╭─ Dataset excerpts

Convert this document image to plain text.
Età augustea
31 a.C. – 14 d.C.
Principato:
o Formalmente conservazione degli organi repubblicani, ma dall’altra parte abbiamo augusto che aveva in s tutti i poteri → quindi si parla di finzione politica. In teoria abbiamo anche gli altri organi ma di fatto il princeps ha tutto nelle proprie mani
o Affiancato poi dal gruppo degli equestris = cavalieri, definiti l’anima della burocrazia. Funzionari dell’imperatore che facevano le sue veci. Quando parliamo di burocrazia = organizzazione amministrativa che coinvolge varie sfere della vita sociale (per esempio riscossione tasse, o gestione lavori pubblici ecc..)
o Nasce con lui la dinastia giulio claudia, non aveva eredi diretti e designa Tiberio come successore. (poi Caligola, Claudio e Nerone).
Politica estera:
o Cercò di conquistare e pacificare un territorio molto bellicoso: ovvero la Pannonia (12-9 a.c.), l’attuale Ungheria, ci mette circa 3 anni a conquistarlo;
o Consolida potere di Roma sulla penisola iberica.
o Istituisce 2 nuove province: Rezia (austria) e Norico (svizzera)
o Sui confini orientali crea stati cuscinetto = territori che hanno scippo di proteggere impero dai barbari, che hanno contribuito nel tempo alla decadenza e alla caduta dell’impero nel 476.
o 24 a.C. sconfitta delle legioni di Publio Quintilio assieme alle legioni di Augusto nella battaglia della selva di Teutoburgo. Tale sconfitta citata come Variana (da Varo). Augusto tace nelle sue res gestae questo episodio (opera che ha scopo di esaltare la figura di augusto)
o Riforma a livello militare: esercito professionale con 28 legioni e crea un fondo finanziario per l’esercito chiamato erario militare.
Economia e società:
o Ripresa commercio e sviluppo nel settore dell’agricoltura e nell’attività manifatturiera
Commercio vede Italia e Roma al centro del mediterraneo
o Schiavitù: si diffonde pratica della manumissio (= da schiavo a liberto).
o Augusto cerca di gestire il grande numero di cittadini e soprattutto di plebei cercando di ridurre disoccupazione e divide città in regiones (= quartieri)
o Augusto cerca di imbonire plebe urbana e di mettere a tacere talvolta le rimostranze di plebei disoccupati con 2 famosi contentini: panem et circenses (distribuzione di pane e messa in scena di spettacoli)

╰─
╭─ Dataset excerpts

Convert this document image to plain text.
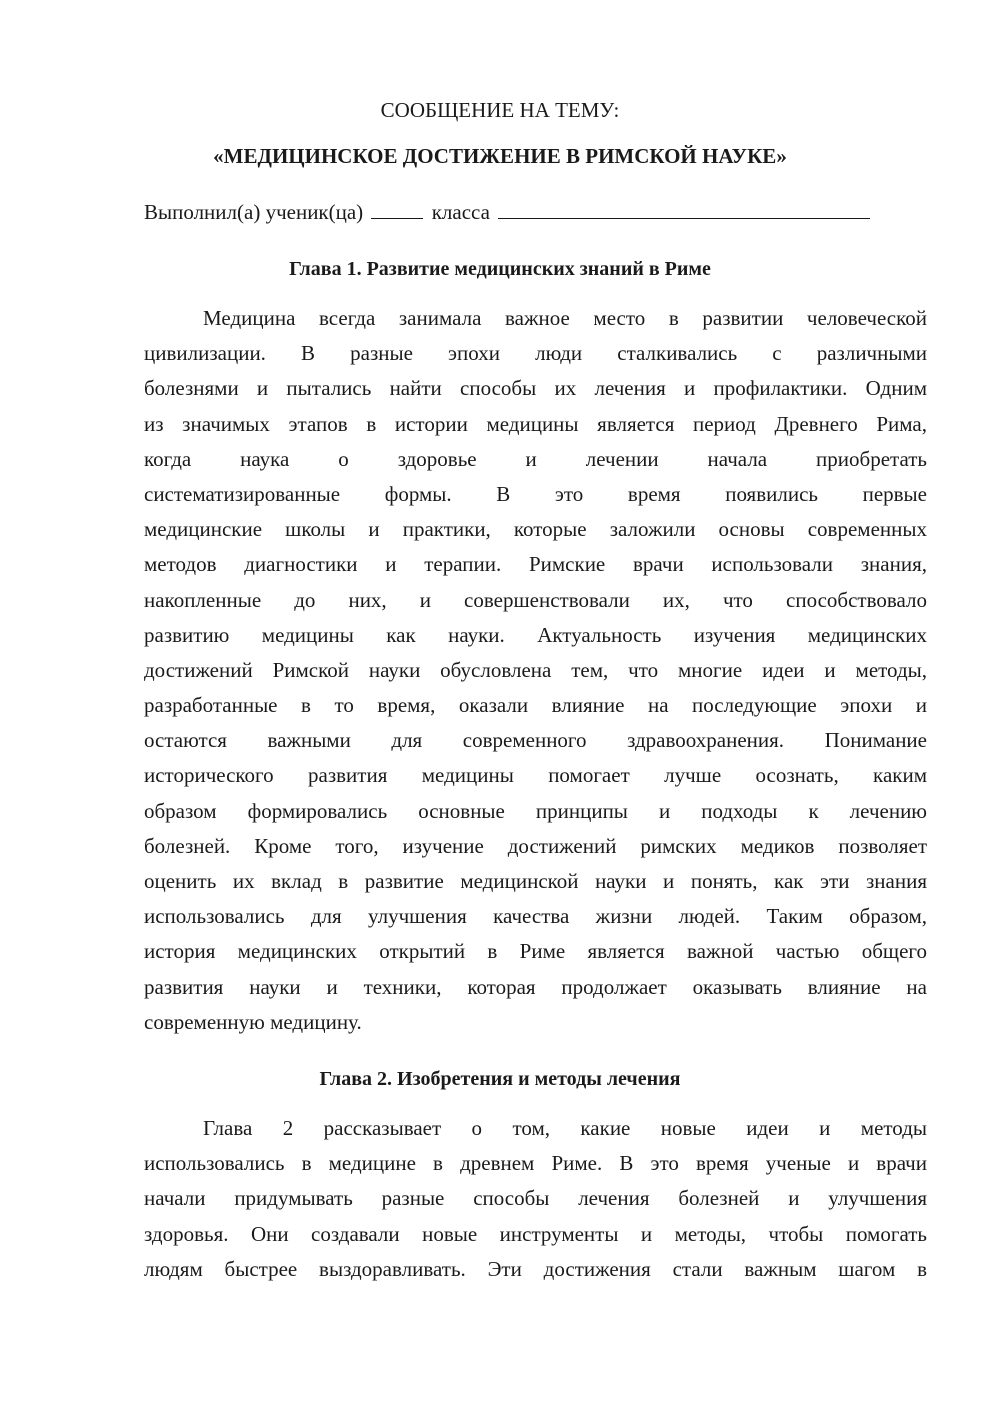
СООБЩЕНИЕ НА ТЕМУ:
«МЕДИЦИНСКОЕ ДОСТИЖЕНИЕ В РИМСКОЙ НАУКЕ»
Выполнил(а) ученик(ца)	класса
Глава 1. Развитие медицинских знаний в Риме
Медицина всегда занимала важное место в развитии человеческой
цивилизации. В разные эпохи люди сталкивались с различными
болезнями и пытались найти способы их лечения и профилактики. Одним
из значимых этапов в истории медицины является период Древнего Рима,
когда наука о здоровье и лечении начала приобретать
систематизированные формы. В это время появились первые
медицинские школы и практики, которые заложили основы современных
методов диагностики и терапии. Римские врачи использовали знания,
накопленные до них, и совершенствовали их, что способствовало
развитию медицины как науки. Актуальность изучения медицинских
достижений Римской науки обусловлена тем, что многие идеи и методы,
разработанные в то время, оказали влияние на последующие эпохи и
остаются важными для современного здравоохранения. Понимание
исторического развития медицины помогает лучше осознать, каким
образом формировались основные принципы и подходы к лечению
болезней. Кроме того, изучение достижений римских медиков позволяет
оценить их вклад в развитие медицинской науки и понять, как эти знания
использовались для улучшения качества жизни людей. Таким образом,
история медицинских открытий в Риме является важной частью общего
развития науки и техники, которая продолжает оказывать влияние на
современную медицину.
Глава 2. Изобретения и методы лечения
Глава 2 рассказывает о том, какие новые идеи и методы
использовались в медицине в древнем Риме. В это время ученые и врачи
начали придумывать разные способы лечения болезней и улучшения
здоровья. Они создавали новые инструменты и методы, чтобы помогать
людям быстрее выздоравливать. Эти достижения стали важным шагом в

╰─
╭─ Dataset excerpts

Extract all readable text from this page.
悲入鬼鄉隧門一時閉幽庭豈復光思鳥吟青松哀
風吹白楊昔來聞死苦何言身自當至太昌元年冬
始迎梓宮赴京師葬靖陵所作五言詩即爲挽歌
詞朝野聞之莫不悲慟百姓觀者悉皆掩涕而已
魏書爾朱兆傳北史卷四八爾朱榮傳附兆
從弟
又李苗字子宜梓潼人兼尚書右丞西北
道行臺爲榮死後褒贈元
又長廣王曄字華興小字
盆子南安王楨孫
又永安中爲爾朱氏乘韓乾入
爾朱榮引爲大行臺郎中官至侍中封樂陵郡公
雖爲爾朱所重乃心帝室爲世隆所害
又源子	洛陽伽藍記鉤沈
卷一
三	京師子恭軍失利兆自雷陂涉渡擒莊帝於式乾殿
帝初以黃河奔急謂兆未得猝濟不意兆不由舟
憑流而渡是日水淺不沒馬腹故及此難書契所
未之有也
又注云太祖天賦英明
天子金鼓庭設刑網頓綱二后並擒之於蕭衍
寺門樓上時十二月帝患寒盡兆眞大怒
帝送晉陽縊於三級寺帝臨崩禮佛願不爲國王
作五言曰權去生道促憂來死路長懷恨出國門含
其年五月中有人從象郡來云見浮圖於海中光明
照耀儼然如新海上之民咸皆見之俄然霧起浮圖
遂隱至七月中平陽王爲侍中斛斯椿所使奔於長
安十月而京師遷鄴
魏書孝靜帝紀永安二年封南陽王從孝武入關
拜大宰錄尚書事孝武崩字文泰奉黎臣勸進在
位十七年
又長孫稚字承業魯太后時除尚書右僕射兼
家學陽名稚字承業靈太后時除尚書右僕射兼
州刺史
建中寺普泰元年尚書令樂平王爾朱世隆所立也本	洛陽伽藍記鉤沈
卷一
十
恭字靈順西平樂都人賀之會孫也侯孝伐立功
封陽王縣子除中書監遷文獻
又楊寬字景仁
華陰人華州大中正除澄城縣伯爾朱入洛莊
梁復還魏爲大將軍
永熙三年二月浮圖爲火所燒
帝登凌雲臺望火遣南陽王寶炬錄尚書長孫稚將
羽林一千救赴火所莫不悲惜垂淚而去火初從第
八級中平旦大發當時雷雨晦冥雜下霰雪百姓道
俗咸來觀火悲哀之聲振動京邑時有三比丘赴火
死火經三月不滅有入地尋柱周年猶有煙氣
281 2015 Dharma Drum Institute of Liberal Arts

╰─

Required task — Go through the records above, find every line with the word "Глава", and list those lines.

Written reply —
Глава 1. Развитие медицинских знаний в Риме
Глава 2. Изобретения и методы лечения
Глава 2 рассказывает о том, какие новые идеи и методы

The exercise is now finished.